TO BE DONE —
Pick out every line that holds the string "following" and copy it.

>> Start ROWS

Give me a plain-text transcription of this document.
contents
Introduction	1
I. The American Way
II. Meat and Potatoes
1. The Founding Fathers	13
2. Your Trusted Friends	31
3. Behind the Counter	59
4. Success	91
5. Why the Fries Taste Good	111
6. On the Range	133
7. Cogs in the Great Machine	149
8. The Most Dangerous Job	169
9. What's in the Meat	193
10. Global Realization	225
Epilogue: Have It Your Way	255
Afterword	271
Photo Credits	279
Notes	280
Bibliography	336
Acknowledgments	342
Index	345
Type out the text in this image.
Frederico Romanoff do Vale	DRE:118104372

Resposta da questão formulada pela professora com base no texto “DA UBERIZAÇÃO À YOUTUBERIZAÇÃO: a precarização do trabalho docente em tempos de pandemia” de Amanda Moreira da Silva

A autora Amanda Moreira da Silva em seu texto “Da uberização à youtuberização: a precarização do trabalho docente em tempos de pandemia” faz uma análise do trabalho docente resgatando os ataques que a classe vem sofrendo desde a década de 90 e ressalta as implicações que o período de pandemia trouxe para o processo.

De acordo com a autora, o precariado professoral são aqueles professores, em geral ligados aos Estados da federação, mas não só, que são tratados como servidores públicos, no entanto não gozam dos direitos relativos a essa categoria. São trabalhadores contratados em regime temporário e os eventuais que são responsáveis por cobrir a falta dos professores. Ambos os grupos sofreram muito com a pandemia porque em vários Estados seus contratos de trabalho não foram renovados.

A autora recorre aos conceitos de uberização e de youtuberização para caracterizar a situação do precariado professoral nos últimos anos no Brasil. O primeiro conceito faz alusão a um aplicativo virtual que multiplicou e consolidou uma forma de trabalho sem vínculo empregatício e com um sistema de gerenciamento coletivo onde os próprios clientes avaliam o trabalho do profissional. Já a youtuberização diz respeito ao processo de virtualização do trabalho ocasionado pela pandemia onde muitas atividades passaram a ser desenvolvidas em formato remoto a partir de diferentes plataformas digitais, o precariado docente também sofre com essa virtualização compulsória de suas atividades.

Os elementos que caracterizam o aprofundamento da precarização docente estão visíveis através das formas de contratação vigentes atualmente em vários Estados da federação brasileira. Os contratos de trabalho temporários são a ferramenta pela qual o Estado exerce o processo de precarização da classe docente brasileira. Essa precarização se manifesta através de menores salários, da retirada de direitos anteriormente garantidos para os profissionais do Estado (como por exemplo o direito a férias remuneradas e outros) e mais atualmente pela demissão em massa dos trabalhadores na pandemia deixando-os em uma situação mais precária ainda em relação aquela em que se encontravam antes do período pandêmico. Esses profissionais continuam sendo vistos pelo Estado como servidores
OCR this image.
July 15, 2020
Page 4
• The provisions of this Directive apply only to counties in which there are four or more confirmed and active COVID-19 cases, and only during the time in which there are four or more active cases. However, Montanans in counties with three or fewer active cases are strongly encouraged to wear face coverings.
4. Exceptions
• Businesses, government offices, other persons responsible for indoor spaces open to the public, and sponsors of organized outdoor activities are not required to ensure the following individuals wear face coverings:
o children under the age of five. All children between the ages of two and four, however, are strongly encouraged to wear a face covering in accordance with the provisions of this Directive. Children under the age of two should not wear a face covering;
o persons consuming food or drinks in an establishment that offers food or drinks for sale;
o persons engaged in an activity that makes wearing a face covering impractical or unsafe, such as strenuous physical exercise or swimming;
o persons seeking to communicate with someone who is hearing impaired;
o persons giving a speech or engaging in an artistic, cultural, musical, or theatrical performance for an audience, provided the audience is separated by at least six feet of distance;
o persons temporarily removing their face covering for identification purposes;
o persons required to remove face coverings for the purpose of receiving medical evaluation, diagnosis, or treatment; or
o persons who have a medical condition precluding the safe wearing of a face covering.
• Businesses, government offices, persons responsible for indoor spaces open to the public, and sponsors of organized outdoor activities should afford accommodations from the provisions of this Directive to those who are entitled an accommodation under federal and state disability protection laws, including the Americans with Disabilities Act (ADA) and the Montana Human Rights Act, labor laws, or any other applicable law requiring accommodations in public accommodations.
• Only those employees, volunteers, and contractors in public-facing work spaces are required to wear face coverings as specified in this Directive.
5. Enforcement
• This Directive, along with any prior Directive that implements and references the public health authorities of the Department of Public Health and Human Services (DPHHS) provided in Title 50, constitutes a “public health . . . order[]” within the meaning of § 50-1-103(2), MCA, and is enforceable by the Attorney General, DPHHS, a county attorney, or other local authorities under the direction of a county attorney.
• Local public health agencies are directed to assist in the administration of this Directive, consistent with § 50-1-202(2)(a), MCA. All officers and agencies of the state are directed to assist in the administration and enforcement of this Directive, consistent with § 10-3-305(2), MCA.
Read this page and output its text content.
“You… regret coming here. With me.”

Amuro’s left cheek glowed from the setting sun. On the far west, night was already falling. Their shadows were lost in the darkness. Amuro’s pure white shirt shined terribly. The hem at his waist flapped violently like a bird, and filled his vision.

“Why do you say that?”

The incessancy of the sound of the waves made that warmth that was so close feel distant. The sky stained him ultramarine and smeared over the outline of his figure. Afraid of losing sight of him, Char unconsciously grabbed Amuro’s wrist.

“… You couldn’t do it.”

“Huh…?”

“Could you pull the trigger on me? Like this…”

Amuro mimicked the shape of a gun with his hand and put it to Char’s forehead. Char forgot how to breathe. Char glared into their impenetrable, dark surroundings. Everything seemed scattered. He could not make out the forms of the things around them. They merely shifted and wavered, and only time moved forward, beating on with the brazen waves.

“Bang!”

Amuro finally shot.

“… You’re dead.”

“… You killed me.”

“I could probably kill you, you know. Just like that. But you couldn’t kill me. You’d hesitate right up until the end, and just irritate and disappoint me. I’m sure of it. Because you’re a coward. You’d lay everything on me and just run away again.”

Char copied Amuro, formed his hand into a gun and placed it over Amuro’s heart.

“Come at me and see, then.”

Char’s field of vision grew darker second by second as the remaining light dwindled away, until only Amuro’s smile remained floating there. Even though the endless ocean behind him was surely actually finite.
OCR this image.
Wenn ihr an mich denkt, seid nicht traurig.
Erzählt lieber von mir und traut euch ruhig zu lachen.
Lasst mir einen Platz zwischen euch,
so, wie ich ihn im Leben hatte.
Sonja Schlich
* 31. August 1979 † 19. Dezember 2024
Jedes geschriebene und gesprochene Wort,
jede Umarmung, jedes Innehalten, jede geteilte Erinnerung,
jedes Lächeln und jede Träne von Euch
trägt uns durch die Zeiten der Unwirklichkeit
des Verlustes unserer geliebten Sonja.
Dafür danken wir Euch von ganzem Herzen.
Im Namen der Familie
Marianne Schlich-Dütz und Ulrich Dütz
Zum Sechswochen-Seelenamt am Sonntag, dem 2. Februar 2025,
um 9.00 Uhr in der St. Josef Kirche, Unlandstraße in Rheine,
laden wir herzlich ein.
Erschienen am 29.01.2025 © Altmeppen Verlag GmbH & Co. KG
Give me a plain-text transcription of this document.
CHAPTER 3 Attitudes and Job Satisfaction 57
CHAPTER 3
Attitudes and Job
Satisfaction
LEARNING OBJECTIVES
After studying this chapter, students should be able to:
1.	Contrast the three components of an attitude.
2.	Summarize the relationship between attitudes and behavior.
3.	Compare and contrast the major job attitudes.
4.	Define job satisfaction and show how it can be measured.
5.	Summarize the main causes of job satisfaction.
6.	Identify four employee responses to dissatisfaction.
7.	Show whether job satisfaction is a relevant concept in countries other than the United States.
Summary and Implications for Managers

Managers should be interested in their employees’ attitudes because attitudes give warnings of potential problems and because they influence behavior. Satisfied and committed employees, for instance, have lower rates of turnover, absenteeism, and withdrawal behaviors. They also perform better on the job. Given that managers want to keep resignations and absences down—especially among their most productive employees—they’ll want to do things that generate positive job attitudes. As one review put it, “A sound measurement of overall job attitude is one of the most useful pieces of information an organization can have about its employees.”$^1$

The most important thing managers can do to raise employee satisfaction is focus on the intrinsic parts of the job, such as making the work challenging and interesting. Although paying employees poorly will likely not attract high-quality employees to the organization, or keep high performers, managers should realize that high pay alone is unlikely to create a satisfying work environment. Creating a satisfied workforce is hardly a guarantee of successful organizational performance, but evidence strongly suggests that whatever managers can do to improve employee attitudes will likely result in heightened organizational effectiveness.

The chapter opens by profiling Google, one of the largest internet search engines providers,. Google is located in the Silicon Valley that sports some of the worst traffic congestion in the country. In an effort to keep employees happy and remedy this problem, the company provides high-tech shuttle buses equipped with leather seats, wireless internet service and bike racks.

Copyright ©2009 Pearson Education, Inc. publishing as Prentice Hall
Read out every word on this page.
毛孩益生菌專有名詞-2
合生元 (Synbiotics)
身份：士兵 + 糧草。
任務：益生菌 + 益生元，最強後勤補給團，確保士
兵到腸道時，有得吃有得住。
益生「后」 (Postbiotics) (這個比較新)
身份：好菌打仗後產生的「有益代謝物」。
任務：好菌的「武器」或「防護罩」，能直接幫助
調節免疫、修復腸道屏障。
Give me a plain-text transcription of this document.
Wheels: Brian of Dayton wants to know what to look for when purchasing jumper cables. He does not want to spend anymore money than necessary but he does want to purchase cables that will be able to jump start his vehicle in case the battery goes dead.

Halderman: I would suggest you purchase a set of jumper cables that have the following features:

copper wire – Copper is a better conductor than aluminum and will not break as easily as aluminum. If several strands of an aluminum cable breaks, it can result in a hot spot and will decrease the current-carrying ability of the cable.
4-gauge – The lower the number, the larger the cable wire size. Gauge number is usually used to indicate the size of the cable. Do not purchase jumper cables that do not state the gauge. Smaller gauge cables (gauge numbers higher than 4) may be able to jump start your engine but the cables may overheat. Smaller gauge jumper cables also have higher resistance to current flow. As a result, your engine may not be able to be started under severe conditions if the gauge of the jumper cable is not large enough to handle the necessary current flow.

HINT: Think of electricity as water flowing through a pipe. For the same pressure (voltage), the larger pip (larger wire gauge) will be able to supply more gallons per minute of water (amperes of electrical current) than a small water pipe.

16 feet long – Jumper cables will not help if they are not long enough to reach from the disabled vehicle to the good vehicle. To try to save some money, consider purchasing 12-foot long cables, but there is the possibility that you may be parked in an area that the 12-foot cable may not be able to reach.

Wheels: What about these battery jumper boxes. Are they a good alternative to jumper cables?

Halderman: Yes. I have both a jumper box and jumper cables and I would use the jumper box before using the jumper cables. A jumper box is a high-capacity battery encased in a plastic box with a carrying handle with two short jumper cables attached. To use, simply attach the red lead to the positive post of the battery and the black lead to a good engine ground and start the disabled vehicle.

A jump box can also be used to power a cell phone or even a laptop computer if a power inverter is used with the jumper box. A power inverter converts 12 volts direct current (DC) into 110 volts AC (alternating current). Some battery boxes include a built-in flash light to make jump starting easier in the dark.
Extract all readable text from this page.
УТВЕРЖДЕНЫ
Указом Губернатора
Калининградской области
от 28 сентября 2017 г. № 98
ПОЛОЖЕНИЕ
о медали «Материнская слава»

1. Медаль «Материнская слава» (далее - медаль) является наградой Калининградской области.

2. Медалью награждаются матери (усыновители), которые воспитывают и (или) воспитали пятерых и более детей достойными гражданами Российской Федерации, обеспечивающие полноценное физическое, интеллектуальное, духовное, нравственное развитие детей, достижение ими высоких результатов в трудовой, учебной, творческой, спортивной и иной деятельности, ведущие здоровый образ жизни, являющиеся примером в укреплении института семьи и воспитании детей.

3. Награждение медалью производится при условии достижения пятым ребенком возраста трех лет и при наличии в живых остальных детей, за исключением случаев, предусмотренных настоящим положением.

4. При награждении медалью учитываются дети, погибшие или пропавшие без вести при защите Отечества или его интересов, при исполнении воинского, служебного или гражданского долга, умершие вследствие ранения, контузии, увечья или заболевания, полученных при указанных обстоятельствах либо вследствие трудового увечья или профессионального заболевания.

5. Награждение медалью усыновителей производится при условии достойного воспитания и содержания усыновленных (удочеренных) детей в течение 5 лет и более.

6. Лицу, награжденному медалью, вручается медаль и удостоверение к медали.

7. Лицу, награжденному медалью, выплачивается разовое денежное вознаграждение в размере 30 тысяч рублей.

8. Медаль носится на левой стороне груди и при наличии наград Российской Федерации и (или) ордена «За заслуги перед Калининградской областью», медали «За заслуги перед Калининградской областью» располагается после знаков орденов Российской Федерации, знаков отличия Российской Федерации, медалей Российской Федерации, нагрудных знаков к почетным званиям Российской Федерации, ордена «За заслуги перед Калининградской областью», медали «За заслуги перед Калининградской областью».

>> End ROWS

EXERCISE ANSWER —
• Businesses, government offices, other persons responsible for indoor spaces open to the public, and sponsors of organized outdoor activities are not required to ensure the following individuals wear face coverings:
Halderman: I would suggest you purchase a set of jumper cables that have the following features:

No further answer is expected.